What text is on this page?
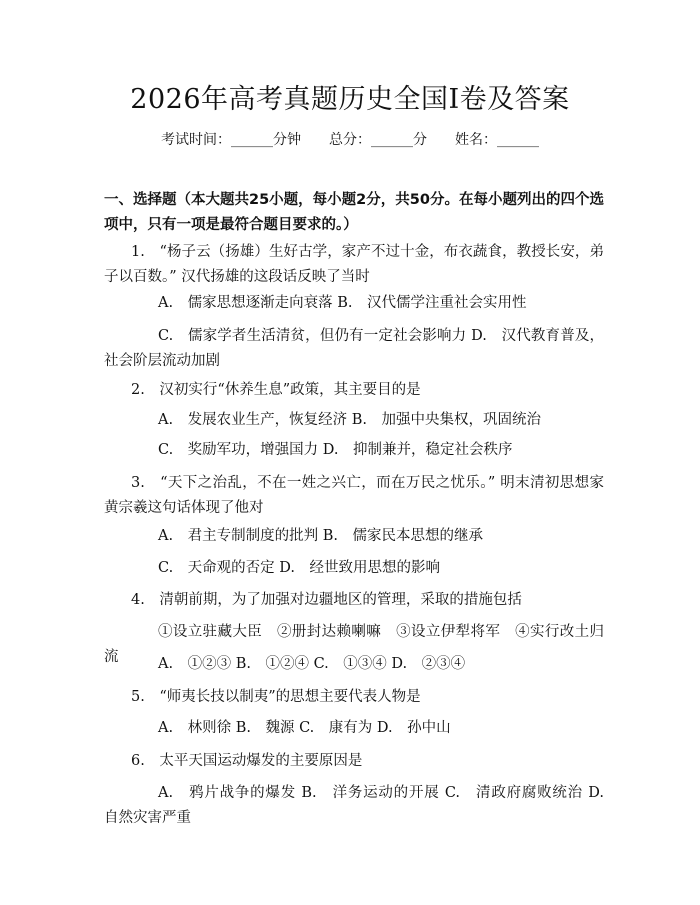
2026年高考真题历史全国I卷及答案
考试时间：______分钟 总分：______分 姓名：______
一、选择题（本大题共25小题，每小题2分，共50分。在每小题列出的四个选项中，只有一项是最符合题目要求的。）
1.　“杨子云（扬雄）生好古学，家产不过十金，布衣蔬食，教授长安，弟子以百数。” 汉代扬雄的这段话反映了当时
A.　儒家思想逐渐走向衰落 B.　汉代儒学注重社会实用性
C.　儒家学者生活清贫，但仍有一定社会影响力 D.　汉代教育普及，社会阶层流动加剧
2.　汉初实行“休养生息”政策，其主要目的是
A.　发展农业生产，恢复经济 B.　加强中央集权，巩固统治
C.　奖励军功，增强国力 D.　抑制兼并，稳定社会秩序
3.　“天下之治乱，不在一姓之兴亡，而在万民之忧乐。” 明末清初思想家黄宗羲这句话体现了他对
A.　君主专制制度的批判 B.　儒家民本思想的继承
C.　天命观的否定 D.　经世致用思想的影响
4.　清朝前期，为了加强对边疆地区的管理，采取的措施包括
①设立驻藏大臣　②册封达赖喇嘛　③设立伊犁将军　④实行改土归流	A.　①②③ B.　①②④ C.　①③④ D.　②③④
5.　“师夷长技以制夷”的思想主要代表人物是
A.　林则徐 B.　魏源 C.　康有为 D.　孙中山
6.　太平天国运动爆发的主要原因是
A.　鸦片战争的爆发 B.　洋务运动的开展 C.　清政府腐败统治 D.　自然灾害严重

-=-=-

## Stated problem:
Leave out all pictures, then copy the remaining material exactly.

## Answer below:
What text is on this page?
2026年高考真题历史全国I卷及答案
考试时间：______分钟 总分：______分 姓名：______
一、选择题（本大题共25小题，每小题2分，共50分。在每小题列出的四个选项中，只有一项是最符合题目要求的。）
1.　“杨子云（扬雄）生好古学，家产不过十金，布衣蔬食，教授长安，弟子以百数。” 汉代扬雄的这段话反映了当时
A.　儒家思想逐渐走向衰落 B.　汉代儒学注重社会实用性
C.　儒家学者生活清贫，但仍有一定社会影响力 D.　汉代教育普及，社会阶层流动加剧
2.　汉初实行“休养生息”政策，其主要目的是
A.　发展农业生产，恢复经济 B.　加强中央集权，巩固统治
C.　奖励军功，增强国力 D.　抑制兼并，稳定社会秩序
3.　“天下之治乱，不在一姓之兴亡，而在万民之忧乐。” 明末清初思想家黄宗羲这句话体现了他对
A.　君主专制制度的批判 B.　儒家民本思想的继承
C.　天命观的否定 D.　经世致用思想的影响
4.　清朝前期，为了加强对边疆地区的管理，采取的措施包括
①设立驻藏大臣　②册封达赖喇嘛　③设立伊犁将军　④实行改土归流	A.　①②③ B.　①②④ C.　①③④ D.　②③④
5.　“师夷长技以制夷”的思想主要代表人物是
A.　林则徐 B.　魏源 C.　康有为 D.　孙中山
6.　太平天国运动爆发的主要原因是
A.　鸦片战争的爆发 B.　洋务运动的开展 C.　清政府腐败统治 D.　自然灾害严重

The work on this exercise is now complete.